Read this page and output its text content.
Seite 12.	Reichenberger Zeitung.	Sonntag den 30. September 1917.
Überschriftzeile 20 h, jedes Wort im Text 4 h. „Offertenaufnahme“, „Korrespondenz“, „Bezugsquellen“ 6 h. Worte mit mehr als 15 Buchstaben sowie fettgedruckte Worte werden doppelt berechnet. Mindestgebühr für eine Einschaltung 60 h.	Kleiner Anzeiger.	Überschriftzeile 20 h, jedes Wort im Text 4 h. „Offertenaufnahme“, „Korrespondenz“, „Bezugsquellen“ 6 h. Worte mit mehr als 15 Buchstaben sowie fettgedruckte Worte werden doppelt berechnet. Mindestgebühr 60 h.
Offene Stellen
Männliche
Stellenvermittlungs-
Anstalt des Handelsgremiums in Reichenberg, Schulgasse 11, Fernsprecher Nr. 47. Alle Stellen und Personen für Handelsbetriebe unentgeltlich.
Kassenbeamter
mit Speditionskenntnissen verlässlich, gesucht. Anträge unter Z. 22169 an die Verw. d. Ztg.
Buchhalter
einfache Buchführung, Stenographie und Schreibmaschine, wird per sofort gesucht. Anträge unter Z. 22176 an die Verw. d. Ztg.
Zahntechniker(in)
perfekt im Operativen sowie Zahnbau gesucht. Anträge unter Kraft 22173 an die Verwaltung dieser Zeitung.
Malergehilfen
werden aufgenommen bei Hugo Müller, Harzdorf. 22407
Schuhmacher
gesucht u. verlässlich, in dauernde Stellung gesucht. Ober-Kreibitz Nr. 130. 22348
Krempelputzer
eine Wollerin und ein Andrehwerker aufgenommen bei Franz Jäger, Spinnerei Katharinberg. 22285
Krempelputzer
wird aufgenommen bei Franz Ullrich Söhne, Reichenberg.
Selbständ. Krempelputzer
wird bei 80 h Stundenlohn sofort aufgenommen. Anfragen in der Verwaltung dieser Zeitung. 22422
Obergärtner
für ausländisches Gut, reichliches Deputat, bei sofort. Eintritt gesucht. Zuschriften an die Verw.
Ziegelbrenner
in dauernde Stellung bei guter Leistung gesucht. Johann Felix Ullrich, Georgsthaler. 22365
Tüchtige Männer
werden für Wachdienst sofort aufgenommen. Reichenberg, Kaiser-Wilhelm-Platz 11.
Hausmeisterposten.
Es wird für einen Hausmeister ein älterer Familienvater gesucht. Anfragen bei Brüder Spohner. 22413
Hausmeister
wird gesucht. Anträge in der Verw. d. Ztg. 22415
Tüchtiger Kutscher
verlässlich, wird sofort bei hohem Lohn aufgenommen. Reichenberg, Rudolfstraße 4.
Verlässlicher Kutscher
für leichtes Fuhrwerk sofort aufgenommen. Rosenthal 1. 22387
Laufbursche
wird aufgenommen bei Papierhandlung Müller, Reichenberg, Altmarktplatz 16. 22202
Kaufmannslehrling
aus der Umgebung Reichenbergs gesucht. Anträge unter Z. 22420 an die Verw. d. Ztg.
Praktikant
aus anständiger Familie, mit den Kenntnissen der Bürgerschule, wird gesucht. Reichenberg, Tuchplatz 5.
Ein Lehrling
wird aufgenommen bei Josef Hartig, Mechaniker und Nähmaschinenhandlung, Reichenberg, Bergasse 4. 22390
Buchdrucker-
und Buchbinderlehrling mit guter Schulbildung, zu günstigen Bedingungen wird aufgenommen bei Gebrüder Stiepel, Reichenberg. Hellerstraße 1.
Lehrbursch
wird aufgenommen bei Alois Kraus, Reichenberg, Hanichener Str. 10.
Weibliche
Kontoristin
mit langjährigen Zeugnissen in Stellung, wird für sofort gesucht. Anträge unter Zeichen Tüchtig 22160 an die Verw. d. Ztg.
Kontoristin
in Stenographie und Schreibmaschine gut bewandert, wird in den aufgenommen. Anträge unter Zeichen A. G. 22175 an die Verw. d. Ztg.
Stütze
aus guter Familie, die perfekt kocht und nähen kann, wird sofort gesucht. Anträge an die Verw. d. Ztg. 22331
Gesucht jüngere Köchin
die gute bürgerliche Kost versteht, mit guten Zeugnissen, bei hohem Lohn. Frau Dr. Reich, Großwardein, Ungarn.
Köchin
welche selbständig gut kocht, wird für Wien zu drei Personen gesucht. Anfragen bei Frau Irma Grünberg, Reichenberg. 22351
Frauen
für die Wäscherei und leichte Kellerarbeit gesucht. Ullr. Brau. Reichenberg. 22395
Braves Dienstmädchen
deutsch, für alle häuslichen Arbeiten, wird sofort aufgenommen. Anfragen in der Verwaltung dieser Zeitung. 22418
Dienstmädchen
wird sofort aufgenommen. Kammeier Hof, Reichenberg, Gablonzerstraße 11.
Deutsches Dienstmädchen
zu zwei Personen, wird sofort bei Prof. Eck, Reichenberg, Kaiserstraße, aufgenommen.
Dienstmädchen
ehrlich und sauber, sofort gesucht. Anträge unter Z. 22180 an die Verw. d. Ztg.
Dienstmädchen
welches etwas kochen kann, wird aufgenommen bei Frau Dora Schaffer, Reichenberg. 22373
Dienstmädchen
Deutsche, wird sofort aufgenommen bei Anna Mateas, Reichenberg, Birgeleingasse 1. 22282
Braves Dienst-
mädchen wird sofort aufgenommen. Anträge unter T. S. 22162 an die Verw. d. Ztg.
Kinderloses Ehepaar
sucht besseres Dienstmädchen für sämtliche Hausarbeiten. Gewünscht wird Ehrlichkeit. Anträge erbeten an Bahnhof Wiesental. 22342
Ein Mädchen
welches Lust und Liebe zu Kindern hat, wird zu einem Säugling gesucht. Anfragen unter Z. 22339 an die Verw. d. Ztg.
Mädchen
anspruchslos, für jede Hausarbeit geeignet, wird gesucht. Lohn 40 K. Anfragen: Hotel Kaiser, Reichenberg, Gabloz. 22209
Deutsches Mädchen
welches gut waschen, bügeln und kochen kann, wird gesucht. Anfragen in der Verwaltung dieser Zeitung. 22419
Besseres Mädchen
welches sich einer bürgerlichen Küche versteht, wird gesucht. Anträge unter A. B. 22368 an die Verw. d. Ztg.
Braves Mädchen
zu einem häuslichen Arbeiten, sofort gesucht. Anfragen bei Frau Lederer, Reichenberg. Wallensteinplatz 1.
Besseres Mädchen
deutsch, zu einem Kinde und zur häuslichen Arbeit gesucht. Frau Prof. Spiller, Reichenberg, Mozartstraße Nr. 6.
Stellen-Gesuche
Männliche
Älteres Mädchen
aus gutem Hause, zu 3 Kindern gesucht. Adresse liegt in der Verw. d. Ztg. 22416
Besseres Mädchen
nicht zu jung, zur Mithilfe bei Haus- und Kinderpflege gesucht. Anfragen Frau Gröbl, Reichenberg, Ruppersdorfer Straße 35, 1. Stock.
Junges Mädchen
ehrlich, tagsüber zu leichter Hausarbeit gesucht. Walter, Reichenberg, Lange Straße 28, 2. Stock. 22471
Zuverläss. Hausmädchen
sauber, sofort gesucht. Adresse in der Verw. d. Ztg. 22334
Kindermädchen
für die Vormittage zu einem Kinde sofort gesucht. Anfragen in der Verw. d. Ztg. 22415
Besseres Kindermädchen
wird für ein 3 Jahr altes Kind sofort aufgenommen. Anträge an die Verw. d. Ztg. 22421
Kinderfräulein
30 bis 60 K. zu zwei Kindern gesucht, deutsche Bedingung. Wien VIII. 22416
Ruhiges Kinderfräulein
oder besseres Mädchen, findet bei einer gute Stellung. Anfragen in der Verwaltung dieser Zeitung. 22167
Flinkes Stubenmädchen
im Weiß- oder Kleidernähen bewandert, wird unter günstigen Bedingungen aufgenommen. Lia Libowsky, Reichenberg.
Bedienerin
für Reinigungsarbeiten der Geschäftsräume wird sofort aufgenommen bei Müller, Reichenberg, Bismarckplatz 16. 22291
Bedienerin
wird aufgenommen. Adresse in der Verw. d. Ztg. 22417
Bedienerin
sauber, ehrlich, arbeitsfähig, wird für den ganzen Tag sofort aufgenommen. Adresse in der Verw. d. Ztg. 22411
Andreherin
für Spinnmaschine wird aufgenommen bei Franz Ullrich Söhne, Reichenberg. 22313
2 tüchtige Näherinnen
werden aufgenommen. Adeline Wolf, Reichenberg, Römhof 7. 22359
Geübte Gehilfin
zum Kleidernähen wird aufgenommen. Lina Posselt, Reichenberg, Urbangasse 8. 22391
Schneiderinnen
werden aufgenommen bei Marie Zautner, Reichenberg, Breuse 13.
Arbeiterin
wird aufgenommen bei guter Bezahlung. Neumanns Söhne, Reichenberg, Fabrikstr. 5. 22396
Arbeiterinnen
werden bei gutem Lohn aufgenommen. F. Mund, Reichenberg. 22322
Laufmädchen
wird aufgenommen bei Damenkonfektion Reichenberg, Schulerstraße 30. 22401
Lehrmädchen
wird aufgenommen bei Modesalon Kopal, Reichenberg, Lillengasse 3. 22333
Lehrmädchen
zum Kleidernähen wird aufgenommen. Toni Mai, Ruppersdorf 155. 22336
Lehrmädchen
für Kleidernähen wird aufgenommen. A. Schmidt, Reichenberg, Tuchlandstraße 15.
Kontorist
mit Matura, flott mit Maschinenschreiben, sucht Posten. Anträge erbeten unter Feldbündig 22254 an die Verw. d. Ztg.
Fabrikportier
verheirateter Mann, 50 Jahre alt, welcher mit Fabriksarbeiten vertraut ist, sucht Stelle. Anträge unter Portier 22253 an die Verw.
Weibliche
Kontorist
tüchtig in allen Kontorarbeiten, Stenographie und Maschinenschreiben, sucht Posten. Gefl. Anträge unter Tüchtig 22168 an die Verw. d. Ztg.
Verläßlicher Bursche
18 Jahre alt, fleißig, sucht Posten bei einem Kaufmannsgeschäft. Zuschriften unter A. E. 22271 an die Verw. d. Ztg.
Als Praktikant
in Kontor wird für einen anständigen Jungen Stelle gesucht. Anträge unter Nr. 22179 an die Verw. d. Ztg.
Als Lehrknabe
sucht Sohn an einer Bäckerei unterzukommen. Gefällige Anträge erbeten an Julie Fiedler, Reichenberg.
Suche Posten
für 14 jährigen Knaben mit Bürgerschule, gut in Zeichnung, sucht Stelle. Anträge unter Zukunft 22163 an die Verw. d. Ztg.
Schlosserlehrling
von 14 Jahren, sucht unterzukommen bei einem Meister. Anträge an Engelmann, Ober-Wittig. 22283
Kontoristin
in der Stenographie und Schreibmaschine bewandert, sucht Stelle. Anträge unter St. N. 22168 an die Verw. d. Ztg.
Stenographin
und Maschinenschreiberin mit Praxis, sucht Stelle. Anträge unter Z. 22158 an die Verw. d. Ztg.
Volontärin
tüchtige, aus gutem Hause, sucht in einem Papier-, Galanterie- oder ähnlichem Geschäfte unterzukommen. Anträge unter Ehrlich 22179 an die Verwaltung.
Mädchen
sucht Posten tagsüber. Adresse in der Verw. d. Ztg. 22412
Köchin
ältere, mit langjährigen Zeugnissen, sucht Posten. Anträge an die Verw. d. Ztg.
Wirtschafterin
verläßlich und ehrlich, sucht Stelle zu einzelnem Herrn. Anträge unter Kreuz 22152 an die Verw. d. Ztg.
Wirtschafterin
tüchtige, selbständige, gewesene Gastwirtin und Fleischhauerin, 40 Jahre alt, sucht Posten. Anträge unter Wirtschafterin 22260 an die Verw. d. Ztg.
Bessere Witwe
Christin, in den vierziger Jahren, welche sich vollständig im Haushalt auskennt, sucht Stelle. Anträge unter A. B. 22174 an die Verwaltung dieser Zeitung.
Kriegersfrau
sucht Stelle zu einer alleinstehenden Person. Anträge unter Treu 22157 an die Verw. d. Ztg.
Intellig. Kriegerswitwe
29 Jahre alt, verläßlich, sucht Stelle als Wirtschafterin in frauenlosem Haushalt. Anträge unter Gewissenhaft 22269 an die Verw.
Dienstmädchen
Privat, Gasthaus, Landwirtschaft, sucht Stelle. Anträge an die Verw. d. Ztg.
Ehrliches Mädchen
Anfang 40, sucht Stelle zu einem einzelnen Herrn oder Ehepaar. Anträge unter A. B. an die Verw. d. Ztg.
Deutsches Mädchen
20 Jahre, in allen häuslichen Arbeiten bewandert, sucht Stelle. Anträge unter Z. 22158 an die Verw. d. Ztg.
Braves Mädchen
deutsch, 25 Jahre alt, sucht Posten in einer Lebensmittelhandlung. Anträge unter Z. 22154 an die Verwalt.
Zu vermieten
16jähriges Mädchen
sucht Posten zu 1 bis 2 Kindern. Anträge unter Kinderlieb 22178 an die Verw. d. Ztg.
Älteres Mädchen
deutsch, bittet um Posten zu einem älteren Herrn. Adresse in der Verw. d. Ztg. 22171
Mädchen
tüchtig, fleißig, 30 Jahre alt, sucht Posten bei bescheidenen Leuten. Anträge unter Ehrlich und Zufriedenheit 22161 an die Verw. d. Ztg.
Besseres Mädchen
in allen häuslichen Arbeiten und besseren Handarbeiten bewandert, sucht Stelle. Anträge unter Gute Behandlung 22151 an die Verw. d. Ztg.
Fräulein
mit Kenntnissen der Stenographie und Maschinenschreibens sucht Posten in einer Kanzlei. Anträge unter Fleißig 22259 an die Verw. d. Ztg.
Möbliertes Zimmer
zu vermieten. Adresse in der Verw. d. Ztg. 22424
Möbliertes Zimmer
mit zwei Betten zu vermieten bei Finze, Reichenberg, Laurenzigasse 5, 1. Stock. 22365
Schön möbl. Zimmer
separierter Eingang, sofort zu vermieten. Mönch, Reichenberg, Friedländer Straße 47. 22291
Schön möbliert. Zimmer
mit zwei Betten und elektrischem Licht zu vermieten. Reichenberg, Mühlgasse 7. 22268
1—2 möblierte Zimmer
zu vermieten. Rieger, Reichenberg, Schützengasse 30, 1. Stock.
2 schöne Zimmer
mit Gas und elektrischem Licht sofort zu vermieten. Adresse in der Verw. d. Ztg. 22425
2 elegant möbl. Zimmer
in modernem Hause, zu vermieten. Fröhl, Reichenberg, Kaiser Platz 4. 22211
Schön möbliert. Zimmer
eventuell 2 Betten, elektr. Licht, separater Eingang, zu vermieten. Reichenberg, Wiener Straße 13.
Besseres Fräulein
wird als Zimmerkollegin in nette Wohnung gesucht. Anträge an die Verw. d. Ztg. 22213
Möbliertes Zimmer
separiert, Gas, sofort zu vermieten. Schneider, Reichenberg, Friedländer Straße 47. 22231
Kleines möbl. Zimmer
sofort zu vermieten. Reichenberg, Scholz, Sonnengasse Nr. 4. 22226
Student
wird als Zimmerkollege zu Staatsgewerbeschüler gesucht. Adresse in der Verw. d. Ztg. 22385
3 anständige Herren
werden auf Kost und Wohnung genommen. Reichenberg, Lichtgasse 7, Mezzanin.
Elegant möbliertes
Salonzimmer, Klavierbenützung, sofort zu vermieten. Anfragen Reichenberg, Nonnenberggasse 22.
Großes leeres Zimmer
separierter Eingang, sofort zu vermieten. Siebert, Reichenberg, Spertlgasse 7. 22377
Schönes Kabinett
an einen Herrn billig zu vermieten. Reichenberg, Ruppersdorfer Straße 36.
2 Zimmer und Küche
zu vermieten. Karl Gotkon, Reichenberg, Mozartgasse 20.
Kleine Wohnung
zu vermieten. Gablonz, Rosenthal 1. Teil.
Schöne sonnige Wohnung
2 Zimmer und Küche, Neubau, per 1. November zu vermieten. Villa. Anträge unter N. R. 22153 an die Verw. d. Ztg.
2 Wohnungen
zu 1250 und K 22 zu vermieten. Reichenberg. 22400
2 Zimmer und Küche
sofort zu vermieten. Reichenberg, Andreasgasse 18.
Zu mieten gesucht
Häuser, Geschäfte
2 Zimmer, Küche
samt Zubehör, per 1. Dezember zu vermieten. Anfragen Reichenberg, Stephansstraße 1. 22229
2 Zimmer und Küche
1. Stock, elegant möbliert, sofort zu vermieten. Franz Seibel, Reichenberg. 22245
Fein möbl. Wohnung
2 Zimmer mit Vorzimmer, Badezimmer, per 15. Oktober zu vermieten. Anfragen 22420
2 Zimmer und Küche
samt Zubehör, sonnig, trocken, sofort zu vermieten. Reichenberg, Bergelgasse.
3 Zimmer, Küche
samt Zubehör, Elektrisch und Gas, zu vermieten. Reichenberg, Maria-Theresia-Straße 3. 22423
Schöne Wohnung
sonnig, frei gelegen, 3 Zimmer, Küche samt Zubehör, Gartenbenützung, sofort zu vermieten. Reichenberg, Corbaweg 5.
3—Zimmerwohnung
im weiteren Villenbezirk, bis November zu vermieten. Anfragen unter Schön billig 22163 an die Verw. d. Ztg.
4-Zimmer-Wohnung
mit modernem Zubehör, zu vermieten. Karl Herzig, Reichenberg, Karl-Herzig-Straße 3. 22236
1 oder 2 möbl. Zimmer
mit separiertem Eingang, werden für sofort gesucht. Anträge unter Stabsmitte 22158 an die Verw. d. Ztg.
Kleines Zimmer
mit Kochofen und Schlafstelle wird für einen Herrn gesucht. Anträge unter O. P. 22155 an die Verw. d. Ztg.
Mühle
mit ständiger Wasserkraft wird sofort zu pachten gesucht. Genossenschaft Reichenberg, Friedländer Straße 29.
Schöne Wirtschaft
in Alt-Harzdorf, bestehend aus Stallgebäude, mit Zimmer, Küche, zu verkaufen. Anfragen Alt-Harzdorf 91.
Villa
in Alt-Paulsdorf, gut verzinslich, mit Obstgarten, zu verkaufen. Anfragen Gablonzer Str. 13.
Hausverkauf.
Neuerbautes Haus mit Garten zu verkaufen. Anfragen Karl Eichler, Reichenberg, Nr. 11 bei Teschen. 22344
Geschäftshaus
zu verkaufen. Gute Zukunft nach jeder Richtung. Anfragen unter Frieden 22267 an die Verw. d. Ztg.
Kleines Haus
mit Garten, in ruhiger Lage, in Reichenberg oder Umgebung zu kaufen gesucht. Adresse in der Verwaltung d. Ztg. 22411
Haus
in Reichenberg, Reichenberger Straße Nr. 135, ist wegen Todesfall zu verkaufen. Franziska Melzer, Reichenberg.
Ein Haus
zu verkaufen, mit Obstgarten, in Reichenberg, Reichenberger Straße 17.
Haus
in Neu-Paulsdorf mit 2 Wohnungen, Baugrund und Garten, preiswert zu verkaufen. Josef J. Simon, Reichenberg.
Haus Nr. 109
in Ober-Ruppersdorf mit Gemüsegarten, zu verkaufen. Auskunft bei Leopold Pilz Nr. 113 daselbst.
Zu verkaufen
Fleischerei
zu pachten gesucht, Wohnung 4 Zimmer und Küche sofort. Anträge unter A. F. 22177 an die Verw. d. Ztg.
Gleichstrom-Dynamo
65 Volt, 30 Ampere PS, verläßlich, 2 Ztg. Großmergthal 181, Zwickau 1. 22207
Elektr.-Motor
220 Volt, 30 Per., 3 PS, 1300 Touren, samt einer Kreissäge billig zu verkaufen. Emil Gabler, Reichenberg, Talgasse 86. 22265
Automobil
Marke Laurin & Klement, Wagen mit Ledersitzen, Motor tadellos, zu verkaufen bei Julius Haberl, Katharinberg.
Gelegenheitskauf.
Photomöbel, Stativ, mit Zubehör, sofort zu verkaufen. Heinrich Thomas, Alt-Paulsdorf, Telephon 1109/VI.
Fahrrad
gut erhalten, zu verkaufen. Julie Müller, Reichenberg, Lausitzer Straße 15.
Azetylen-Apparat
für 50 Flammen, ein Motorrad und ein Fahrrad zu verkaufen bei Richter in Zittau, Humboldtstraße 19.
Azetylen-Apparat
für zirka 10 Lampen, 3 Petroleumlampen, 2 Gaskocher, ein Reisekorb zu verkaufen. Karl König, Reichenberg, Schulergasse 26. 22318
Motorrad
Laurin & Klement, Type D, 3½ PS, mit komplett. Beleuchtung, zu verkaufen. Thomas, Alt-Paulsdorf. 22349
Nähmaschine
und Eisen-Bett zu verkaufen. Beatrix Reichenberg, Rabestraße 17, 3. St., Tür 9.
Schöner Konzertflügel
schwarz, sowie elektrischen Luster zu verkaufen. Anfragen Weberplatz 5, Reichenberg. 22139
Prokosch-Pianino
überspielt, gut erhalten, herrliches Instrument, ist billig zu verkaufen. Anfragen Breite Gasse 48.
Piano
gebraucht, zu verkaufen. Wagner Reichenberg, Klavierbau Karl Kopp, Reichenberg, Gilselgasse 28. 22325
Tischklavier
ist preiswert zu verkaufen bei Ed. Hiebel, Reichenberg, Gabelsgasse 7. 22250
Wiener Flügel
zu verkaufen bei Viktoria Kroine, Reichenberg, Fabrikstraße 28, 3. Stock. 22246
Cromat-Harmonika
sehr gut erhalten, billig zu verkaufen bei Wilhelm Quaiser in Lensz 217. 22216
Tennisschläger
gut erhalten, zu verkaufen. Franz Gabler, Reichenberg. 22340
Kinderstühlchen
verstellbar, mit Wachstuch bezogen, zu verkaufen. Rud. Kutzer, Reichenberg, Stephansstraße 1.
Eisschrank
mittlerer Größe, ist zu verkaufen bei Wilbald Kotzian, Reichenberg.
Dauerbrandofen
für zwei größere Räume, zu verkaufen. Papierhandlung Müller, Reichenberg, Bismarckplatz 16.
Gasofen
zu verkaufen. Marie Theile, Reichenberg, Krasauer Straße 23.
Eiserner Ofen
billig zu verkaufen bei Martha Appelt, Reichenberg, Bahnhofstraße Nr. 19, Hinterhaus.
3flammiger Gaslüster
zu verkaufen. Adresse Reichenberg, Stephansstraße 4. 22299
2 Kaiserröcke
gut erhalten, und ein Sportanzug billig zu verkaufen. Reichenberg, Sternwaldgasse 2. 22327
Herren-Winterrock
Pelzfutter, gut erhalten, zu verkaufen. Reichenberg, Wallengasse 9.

..........

Where a line of the data includes the string "modernem", list that line.

in modernem Hause, zu vermieten. Fröhl, Reichenberg, Kaiser Platz 4. 22211
mit modernem Zubehör, zu vermieten. Karl Herzig, Reichenberg, Karl-Herzig-Straße 3. 22236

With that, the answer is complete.